> Objective: Copy out each line featuring the string "Europe" from the entries beneath.

> Extracted data entries:
○ ○ ○ ○

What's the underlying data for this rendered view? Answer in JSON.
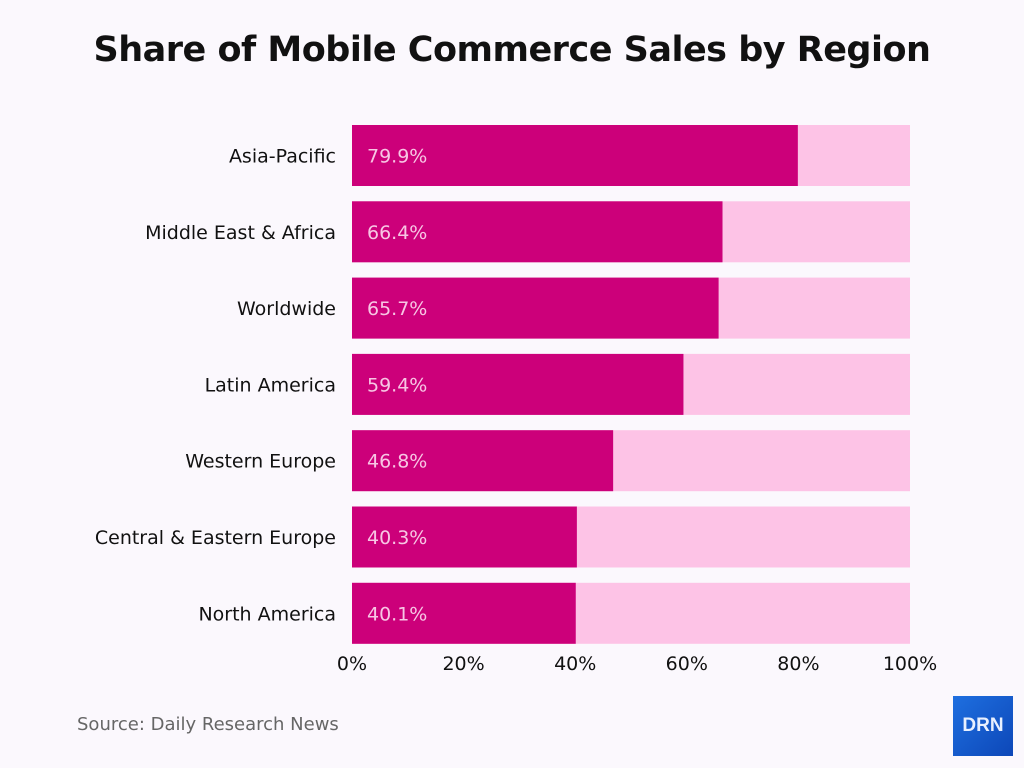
{
  "chart_data": {
    "type": "bar",
    "orientation": "horizontal",
    "title": "Share of Mobile Commerce Sales by Region",
    "categories": [
      "Asia-Pacific",
      "Middle East & Africa",
      "Worldwide",
      "Latin America",
      "Western Europe",
      "Central & Eastern Europe",
      "North America"
    ],
    "values": [
      79.9,
      66.4,
      65.7,
      59.4,
      46.8,
      40.3,
      40.1
    ],
    "data_labels": [
      "79.9%",
      "66.4%",
      "65.7%",
      "59.4%",
      "46.8%",
      "40.3%",
      "40.1%"
    ],
    "xlim": [
      0,
      100
    ],
    "xticks": [
      0,
      20,
      40,
      60,
      80,
      100
    ],
    "xtick_labels": [
      "0%",
      "20%",
      "40%",
      "60%",
      "80%",
      "100%"
    ],
    "grid": false,
    "colors": {
      "bar": "#cc007a",
      "background_bar": "#fdc3e6",
      "label": "#f7c6e4"
    }
  },
  "source": "Source: Daily Research News",
  "logo": "DRN"
}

○ ○ ○ ○

> Solution to the exercise:
      "Western Europe",
      "Central & Eastern Europe",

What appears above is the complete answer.